• THE EXERCISE: Set the listing down again exactly, please, apart from its pictures.

• Stored records:
++++++++

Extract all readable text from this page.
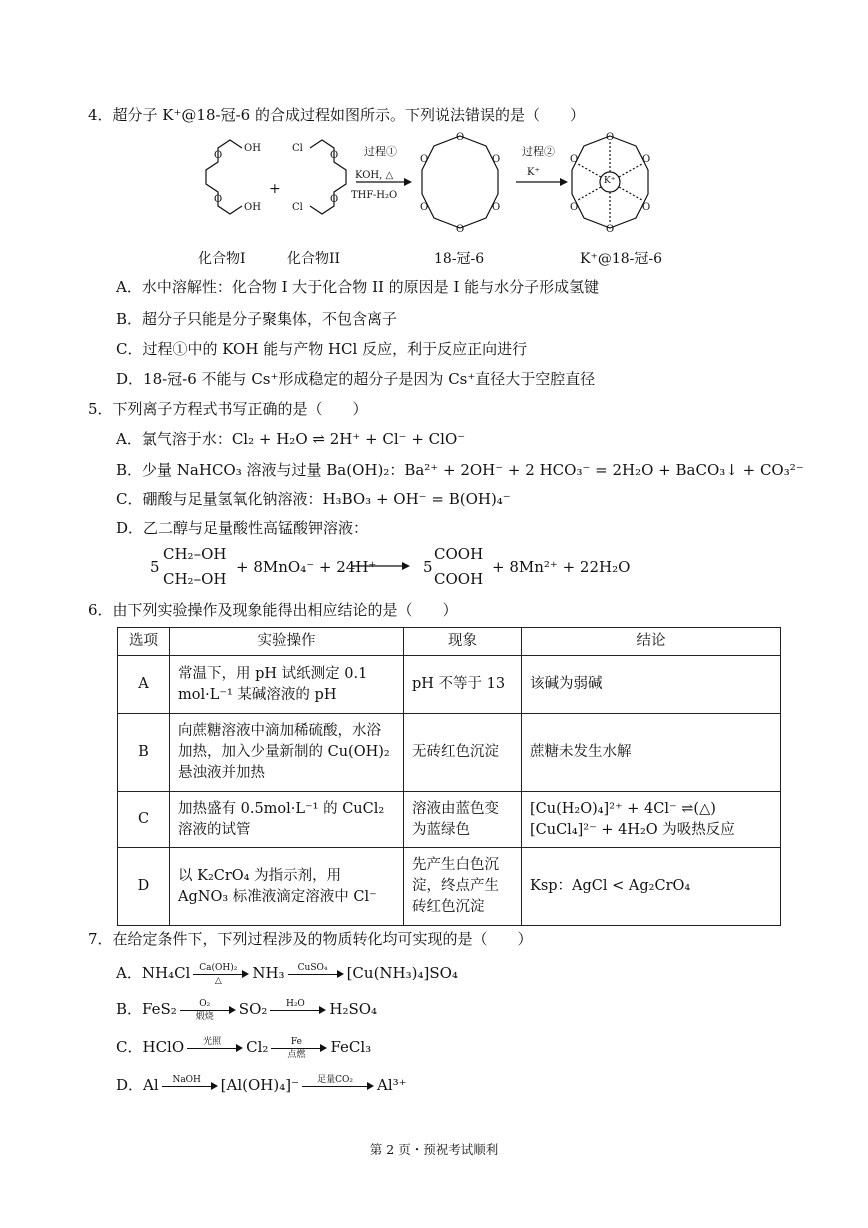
4．超分子 K⁺@18-冠-6 的合成过程如图所示。下列说法错误的是（　　）
O
O
O
O
OH
OH
Cl
Cl
O
O
O	O
O	O
O
O
O	O
O	O
+
过程①
KOH, △
THF-H₂O
过程②
K⁺
K⁺
化合物I	化合物II	18-冠-6	K⁺@18-冠-6
A．水中溶解性：化合物 I 大于化合物 II 的原因是 I 能与水分子形成氢键
B．超分子只能是分子聚集体，不包含离子
C．过程①中的 KOH 能与产物 HCl 反应，利于反应正向进行
D．18-冠-6 不能与 Cs⁺形成稳定的超分子是因为 Cs⁺直径大于空腔直径
5．下列离子方程式书写正确的是（　　）
A．氯气溶于水：Cl₂ + H₂O ⇌ 2H⁺ + Cl⁻ + ClO⁻
B．少量 NaHCO₃ 溶液与过量 Ba(OH)₂：Ba²⁺ + 2OH⁻ + 2 HCO₃⁻ = 2H₂O + BaCO₃↓ + CO₃²⁻
C．硼酸与足量氢氧化钠溶液：H₃BO₃ + OH⁻ = B(OH)₄⁻
D．乙二醇与足量酸性高锰酸钾溶液：
5
CH₂–OH
CH₂–OH
+ 8MnO₄⁻ + 24H⁺ → 5
COOH
COOH
+ 8Mn²⁺ + 22H₂O
6．由下列实验操作及现象能得出相应结论的是（　　）
选项	实验操作	现象	结论
A	常温下，用 pH 试纸测定 0.1 mol·L⁻¹ 某碱溶液的 pH	pH 不等于 13	该碱为弱碱
B	向蔗糖溶液中滴加稀硫酸，水浴加热，加入少量新制的 Cu(OH)₂ 悬浊液并加热	无砖红色沉淀	蔗糖未发生水解
C	加热盛有 0.5mol·L⁻¹ 的 CuCl₂ 溶液的试管	溶液由蓝色变为蓝绿色	[Cu(H₂O)₄]²⁺ + 4Cl⁻ ⇌(△) [CuCl₄]²⁻ + 4H₂O 为吸热反应
D	以 K₂CrO₄ 为指示剂，用 AgNO₃ 标准液滴定溶液中 Cl⁻	先产生白色沉淀，终点产生砖红色沉淀	Ksp：AgCl < Ag₂CrO₄
7．在给定条件下，下列过程涉及的物质转化均可实现的是（　　）
A．NH₄Cl Ca(OH)₂
△	NH₃	CuSO₄	[Cu(NH₃)₄]SO₄
B．FeS₂	O₂
煅烧	SO₂	H₂O	H₂SO₄
C．HClO	光照	Cl₂	Fe
点燃	FeCl₃
D．Al	NaOH	[Al(OH)₄]⁻	足量CO₂	Al³⁺
第 2 页・预祝考试顺利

++++++++

• IN RESPONSE:
Extract all readable text from this page.
4．超分子 K⁺@18-冠-6 的合成过程如图所示。下列说法错误的是（　　）
O
O
O
O
OH
OH
Cl
Cl
O
O
O	O
O	O
O
O
O	O
O	O
+
过程①
KOH, △
THF-H₂O
过程②
K⁺
K⁺
化合物I	化合物II	18-冠-6	K⁺@18-冠-6
A．水中溶解性：化合物 I 大于化合物 II 的原因是 I 能与水分子形成氢键
B．超分子只能是分子聚集体，不包含离子
C．过程①中的 KOH 能与产物 HCl 反应，利于反应正向进行
D．18-冠-6 不能与 Cs⁺形成稳定的超分子是因为 Cs⁺直径大于空腔直径
5．下列离子方程式书写正确的是（　　）
A．氯气溶于水：Cl₂ + H₂O ⇌ 2H⁺ + Cl⁻ + ClO⁻
B．少量 NaHCO₃ 溶液与过量 Ba(OH)₂：Ba²⁺ + 2OH⁻ + 2 HCO₃⁻ = 2H₂O + BaCO₃↓ + CO₃²⁻
C．硼酸与足量氢氧化钠溶液：H₃BO₃ + OH⁻ = B(OH)₄⁻
D．乙二醇与足量酸性高锰酸钾溶液：
5
CH₂–OH
CH₂–OH
+ 8MnO₄⁻ + 24H⁺ → 5
COOH
COOH
+ 8Mn²⁺ + 22H₂O
6．由下列实验操作及现象能得出相应结论的是（　　）
选项	实验操作	现象	结论
A	常温下，用 pH 试纸测定 0.1 mol·L⁻¹ 某碱溶液的 pH	pH 不等于 13	该碱为弱碱
B	向蔗糖溶液中滴加稀硫酸，水浴加热，加入少量新制的 Cu(OH)₂ 悬浊液并加热	无砖红色沉淀	蔗糖未发生水解
C	加热盛有 0.5mol·L⁻¹ 的 CuCl₂ 溶液的试管	溶液由蓝色变为蓝绿色	[Cu(H₂O)₄]²⁺ + 4Cl⁻ ⇌(△) [CuCl₄]²⁻ + 4H₂O 为吸热反应
D	以 K₂CrO₄ 为指示剂，用 AgNO₃ 标准液滴定溶液中 Cl⁻	先产生白色沉淀，终点产生砖红色沉淀	Ksp：AgCl < Ag₂CrO₄
7．在给定条件下，下列过程涉及的物质转化均可实现的是（　　）
A．NH₄Cl Ca(OH)₂
△	NH₃	CuSO₄	[Cu(NH₃)₄]SO₄
B．FeS₂	O₂
煅烧	SO₂	H₂O	H₂SO₄
C．HClO	光照	Cl₂	Fe
点燃	FeCl₃
D．Al	NaOH	[Al(OH)₄]⁻	足量CO₂	Al³⁺
第 2 页・预祝考试顺利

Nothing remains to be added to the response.